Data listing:

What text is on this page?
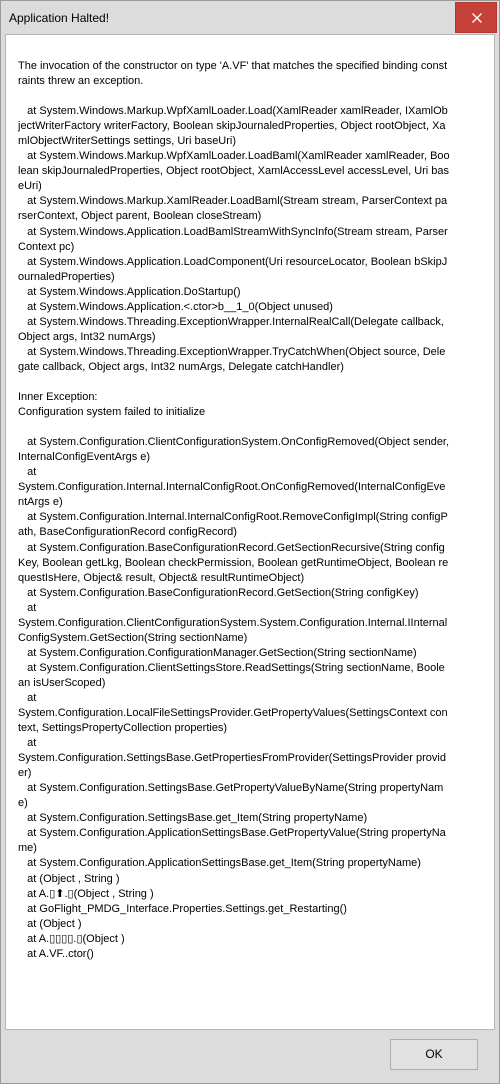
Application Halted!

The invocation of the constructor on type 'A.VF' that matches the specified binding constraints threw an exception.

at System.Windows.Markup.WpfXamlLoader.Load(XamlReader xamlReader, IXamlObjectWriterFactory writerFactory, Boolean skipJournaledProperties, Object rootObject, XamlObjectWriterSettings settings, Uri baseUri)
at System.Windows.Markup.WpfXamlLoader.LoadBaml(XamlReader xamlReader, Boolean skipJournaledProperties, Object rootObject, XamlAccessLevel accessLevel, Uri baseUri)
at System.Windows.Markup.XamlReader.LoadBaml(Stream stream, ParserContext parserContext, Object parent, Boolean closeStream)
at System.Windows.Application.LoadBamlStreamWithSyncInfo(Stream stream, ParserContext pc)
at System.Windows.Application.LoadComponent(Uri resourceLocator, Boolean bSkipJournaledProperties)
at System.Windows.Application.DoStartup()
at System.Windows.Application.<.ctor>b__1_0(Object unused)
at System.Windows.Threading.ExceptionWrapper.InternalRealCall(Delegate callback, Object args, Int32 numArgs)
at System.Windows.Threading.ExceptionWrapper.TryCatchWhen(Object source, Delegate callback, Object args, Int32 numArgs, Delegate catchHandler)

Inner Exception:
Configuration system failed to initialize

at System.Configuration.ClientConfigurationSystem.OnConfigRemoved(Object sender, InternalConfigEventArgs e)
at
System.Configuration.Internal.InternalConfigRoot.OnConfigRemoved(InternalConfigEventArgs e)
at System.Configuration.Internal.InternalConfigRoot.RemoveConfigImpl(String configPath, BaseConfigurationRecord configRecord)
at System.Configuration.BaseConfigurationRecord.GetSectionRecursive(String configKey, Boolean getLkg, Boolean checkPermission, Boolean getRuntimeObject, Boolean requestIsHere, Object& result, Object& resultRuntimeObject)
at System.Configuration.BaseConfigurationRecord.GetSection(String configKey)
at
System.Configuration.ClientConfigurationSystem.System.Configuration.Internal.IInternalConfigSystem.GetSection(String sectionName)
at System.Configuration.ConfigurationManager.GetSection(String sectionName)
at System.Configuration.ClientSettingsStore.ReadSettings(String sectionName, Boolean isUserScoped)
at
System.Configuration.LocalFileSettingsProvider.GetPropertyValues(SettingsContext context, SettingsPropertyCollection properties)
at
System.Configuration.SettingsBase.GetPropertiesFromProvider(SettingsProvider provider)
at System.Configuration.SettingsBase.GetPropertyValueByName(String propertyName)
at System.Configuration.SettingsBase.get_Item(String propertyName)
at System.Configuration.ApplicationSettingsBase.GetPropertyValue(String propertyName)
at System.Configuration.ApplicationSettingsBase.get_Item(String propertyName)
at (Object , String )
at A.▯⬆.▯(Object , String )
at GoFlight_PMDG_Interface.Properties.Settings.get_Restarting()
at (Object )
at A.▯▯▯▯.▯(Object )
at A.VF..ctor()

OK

...

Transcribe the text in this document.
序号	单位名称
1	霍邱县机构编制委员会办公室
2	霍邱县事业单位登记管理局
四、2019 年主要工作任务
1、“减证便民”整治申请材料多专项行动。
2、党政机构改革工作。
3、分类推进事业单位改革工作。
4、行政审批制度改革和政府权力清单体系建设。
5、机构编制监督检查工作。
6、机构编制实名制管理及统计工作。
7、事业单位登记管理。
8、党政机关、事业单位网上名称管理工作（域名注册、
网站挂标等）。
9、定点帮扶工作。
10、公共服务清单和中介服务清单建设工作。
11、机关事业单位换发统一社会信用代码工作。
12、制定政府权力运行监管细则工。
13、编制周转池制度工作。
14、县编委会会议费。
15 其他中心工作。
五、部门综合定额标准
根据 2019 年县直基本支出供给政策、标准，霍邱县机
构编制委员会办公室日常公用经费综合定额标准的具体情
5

...

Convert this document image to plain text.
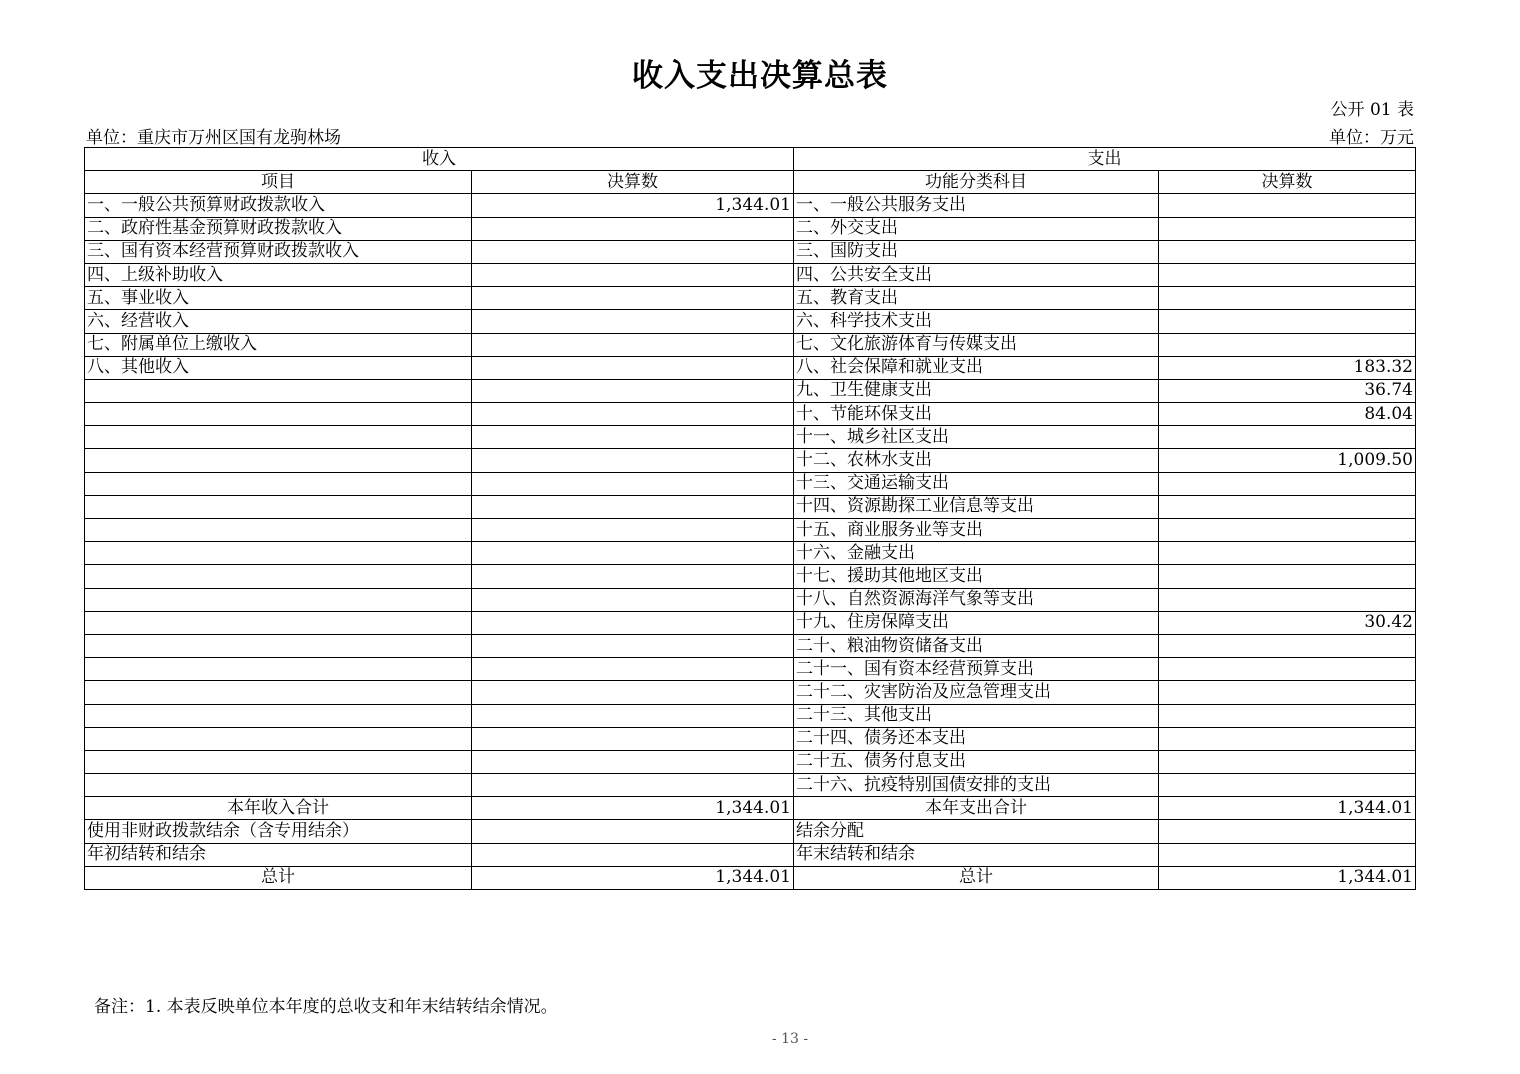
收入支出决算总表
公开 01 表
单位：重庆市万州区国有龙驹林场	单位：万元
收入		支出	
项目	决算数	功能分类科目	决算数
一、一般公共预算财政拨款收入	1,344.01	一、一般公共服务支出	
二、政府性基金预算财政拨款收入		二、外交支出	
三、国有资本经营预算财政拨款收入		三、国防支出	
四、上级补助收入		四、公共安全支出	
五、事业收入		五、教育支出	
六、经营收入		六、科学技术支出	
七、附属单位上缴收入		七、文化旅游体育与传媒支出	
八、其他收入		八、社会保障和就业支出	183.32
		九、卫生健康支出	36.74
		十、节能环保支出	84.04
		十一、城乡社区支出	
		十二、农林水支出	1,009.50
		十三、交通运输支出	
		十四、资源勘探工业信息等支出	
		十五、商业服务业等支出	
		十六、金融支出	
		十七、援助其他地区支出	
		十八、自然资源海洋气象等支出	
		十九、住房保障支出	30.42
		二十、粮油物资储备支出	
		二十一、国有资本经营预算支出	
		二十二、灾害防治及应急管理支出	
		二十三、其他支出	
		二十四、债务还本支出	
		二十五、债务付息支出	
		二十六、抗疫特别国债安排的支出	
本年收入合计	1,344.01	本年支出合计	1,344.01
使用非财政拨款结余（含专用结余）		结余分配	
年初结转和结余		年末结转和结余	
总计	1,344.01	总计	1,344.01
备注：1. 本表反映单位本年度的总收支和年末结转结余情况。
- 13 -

Given request
In the entries above, find each line with the word "OnConfigRemoved" and show it.

Written solution
at System.Configuration.ClientConfigurationSystem.OnConfigRemoved(Object sender, InternalConfigEventArgs e)
System.Configuration.Internal.InternalConfigRoot.OnConfigRemoved(InternalConfigEventArgs e)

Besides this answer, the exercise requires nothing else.